------ DATASET CONTENT

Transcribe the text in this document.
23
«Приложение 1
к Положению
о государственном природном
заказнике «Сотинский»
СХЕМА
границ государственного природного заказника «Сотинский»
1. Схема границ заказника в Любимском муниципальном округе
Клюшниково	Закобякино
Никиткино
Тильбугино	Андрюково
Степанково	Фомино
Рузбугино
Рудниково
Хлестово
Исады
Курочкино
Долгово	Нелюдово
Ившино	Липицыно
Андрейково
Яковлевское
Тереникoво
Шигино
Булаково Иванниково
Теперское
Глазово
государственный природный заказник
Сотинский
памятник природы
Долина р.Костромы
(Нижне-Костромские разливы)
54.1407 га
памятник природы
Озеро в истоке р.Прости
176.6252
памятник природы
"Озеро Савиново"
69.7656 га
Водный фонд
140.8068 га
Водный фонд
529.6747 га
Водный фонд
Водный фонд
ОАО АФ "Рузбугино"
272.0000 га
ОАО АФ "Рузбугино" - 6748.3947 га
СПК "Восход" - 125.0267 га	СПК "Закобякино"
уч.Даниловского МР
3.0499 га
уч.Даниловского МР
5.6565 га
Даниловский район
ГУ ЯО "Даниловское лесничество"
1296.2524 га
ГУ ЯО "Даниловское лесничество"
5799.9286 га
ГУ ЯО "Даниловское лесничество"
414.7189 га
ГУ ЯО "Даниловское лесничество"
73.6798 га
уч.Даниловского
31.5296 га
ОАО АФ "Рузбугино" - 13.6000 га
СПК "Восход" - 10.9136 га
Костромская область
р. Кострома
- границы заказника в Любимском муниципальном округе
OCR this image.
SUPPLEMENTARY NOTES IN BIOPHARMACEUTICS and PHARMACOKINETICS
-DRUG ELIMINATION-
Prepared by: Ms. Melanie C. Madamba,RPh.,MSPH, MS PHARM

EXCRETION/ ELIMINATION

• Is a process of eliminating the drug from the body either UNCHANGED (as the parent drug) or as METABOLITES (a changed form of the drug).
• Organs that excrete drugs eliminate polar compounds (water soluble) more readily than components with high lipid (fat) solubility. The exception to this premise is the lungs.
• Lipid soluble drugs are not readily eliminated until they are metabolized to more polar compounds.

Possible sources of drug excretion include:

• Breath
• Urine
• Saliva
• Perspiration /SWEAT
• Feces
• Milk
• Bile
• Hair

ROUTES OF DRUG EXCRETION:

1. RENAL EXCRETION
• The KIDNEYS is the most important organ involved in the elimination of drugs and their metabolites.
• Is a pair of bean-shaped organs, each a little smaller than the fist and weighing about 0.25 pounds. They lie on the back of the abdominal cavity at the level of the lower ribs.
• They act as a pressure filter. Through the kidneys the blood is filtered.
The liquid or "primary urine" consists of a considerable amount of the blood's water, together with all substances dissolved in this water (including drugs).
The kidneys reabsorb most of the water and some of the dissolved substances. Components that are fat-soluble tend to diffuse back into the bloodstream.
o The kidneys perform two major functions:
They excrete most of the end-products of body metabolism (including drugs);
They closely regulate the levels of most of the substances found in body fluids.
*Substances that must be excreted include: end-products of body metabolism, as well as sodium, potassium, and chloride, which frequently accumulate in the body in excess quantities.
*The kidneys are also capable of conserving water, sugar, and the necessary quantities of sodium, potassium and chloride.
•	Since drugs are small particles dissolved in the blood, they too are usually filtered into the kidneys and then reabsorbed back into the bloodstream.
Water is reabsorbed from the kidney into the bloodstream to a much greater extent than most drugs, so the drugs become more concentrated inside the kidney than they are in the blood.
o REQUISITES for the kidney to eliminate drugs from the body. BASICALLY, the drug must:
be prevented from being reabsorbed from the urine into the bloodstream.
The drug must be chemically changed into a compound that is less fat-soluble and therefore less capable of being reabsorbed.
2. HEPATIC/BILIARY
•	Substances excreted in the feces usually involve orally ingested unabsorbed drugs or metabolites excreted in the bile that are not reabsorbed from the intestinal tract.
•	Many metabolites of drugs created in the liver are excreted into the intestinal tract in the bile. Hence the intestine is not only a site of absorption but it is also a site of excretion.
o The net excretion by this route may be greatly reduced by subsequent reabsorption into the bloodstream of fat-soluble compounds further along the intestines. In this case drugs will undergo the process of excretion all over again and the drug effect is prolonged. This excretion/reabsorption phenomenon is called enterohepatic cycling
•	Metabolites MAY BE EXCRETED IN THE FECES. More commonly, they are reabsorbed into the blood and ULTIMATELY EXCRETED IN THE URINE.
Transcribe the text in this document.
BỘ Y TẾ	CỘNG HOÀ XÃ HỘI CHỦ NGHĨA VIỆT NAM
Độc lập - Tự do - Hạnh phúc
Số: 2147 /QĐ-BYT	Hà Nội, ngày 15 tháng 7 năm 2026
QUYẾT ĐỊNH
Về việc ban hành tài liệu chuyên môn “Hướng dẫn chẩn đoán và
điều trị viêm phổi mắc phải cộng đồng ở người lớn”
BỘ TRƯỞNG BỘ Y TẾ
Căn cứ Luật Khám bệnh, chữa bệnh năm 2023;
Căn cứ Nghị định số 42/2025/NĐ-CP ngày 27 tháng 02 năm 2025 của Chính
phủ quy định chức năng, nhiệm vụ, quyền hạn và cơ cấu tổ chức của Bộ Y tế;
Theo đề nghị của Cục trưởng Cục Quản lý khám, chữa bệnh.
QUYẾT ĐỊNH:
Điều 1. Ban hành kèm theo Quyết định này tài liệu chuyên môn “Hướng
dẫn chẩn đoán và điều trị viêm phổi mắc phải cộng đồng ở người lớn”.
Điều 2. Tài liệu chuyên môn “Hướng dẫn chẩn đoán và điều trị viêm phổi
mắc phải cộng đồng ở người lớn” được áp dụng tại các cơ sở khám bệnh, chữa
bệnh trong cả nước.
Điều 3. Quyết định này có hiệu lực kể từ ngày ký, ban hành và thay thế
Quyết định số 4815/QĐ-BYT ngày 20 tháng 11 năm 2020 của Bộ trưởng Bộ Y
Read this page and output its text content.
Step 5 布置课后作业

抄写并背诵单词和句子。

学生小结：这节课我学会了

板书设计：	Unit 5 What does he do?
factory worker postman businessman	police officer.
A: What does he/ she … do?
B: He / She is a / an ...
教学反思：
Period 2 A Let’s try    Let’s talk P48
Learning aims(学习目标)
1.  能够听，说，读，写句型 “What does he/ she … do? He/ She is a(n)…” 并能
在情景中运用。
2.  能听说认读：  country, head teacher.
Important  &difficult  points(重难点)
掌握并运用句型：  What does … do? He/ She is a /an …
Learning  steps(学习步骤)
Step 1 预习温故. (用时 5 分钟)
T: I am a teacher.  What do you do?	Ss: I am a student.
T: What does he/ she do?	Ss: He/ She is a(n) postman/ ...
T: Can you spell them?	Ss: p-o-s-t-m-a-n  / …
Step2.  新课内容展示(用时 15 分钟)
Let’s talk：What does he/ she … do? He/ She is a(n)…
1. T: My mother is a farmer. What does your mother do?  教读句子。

------------

- CHALLENGE:
Identify all lines where the word "potassium" shows up. Copy them.

- TASK OUTPUT:
*Substances that must be excreted include: end-products of body metabolism, as well as sodium, potassium, and chloride, which frequently accumulate in the body in excess quantities.
*The kidneys are also capable of conserving water, sugar, and the necessary quantities of sodium, potassium and chloride.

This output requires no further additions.